> Stored items:
>>>

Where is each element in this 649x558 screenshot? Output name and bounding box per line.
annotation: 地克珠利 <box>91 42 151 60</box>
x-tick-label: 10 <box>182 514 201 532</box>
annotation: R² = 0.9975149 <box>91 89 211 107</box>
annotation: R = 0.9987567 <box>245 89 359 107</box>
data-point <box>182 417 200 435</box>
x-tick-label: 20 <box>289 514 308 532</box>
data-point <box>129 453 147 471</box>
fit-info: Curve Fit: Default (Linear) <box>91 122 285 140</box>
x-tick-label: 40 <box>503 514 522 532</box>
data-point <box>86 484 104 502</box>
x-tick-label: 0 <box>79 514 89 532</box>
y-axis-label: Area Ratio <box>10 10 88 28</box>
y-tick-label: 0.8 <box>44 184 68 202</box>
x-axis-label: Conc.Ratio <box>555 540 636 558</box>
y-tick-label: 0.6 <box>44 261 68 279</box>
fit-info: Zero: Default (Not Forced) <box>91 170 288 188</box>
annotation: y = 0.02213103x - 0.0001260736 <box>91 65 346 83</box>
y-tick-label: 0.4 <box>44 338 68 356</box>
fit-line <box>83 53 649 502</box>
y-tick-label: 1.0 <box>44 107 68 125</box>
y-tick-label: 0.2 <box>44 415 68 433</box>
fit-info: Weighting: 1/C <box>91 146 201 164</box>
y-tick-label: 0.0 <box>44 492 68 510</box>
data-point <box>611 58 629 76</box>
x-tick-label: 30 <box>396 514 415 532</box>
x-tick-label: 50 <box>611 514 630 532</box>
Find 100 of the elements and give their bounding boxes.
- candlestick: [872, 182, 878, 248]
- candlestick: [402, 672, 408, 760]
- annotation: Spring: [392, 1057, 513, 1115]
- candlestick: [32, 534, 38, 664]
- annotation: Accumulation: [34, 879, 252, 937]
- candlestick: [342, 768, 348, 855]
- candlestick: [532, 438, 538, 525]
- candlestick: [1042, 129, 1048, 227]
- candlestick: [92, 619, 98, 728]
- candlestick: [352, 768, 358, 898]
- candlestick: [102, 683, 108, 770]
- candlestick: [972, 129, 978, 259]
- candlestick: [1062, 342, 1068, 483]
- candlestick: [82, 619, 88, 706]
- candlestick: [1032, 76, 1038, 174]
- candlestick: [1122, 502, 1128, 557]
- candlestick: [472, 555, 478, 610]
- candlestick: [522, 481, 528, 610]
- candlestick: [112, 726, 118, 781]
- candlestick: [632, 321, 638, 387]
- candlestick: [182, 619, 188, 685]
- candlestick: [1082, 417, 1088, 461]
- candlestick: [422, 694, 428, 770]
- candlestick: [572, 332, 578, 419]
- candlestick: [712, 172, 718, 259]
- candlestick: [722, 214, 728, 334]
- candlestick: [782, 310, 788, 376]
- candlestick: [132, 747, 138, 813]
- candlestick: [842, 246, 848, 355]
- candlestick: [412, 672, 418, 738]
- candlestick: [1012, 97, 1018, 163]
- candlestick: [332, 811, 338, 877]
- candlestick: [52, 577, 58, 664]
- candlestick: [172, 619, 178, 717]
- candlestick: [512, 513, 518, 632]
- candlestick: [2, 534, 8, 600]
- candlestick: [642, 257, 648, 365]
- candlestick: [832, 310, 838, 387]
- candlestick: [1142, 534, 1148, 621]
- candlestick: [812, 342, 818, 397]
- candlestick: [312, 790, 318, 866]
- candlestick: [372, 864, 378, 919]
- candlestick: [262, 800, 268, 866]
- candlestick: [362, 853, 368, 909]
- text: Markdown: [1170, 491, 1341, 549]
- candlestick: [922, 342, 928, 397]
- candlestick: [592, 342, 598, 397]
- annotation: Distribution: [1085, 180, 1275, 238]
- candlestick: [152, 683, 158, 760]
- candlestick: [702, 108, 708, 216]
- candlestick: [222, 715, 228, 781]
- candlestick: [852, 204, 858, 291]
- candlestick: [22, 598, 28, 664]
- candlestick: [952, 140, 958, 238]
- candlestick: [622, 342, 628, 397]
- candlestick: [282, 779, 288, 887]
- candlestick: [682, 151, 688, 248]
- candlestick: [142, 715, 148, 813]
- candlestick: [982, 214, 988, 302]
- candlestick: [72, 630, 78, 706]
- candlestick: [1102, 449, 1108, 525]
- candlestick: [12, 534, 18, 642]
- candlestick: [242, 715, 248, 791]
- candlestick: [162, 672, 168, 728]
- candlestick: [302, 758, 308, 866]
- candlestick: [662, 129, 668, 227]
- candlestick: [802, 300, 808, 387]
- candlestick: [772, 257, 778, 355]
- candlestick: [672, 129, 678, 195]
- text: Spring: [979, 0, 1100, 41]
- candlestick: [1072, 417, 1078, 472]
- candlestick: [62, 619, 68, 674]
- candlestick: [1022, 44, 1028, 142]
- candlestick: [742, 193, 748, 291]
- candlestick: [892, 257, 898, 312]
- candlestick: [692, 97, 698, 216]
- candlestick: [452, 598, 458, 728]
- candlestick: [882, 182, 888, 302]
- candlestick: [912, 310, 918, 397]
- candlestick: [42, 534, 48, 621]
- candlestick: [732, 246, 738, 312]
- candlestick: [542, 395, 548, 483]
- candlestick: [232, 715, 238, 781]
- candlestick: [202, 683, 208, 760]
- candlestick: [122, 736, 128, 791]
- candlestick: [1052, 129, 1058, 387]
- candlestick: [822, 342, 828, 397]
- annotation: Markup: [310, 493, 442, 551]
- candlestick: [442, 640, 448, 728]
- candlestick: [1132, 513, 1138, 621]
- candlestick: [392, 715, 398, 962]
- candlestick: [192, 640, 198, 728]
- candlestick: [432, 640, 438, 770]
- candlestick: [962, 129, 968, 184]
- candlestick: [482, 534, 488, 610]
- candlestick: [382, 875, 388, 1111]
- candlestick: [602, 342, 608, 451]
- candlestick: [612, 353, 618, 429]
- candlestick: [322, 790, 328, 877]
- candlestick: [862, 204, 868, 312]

<<<

Starting at the beginning of the records and ending at the line that contains "data-point <box>611 58 629 76</box>", write those lines out again, swapping every "y-tick-label" for "y-axis-tick-label" and leaving everything else unchanged.

> Exercise response:
Where is each element in this 649x558 screenshot? Output name and bounding box per line.
annotation: 地克珠利 <box>91 42 151 60</box>
x-tick-label: 10 <box>182 514 201 532</box>
annotation: R² = 0.9975149 <box>91 89 211 107</box>
annotation: R = 0.9987567 <box>245 89 359 107</box>
data-point <box>182 417 200 435</box>
x-tick-label: 20 <box>289 514 308 532</box>
data-point <box>129 453 147 471</box>
fit-info: Curve Fit: Default (Linear) <box>91 122 285 140</box>
x-tick-label: 40 <box>503 514 522 532</box>
data-point <box>86 484 104 502</box>
x-tick-label: 0 <box>79 514 89 532</box>
y-axis-label: Area Ratio <box>10 10 88 28</box>
y-axis-tick-label: 0.8 <box>44 184 68 202</box>
x-axis-label: Conc.Ratio <box>555 540 636 558</box>
y-axis-tick-label: 0.6 <box>44 261 68 279</box>
fit-info: Zero: Default (Not Forced) <box>91 170 288 188</box>
annotation: y = 0.02213103x - 0.0001260736 <box>91 65 346 83</box>
y-axis-tick-label: 0.4 <box>44 338 68 356</box>
fit-line <box>83 53 649 502</box>
y-axis-tick-label: 1.0 <box>44 107 68 125</box>
y-axis-tick-label: 0.2 <box>44 415 68 433</box>
fit-info: Weighting: 1/C <box>91 146 201 164</box>
y-axis-tick-label: 0.0 <box>44 492 68 510</box>
data-point <box>611 58 629 76</box>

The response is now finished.